== Data supplied

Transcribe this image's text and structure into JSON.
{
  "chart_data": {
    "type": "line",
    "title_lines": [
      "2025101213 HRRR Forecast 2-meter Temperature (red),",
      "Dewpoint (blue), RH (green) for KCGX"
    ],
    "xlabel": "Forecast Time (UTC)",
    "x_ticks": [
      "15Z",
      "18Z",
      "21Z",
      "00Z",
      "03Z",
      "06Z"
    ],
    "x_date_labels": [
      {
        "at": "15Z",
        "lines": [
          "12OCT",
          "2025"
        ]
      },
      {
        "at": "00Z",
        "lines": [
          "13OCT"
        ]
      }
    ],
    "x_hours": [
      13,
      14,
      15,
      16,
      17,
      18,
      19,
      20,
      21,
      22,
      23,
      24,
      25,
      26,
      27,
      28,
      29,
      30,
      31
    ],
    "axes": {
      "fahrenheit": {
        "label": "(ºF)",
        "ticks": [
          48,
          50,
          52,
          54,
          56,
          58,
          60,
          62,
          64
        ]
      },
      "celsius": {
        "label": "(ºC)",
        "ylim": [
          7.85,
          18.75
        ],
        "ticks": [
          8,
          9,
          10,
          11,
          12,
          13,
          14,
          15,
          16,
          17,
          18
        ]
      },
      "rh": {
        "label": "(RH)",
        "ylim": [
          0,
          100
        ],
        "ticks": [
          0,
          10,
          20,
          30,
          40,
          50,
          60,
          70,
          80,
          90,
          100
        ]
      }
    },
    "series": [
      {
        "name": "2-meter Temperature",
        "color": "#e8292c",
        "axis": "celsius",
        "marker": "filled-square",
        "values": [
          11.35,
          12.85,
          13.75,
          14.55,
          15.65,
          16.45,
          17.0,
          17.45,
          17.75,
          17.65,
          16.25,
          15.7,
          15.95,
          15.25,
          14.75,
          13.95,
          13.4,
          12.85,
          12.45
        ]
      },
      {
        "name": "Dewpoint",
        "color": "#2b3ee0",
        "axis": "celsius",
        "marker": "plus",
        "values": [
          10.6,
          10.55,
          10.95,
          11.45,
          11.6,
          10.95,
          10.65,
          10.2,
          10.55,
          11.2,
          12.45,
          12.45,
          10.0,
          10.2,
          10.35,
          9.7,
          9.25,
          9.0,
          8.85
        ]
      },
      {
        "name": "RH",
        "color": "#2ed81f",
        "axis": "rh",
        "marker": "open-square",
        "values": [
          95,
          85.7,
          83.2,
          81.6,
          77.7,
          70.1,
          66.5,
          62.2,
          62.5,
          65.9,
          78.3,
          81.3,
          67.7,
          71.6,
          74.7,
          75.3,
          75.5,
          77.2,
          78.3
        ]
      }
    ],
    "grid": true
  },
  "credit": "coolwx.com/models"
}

====

* _Your task_: Copy every line of the data that holds the string "name".

* _Answer below_:
        "name": "2-meter Temperature",
        "name": "Dewpoint",
        "name": "RH",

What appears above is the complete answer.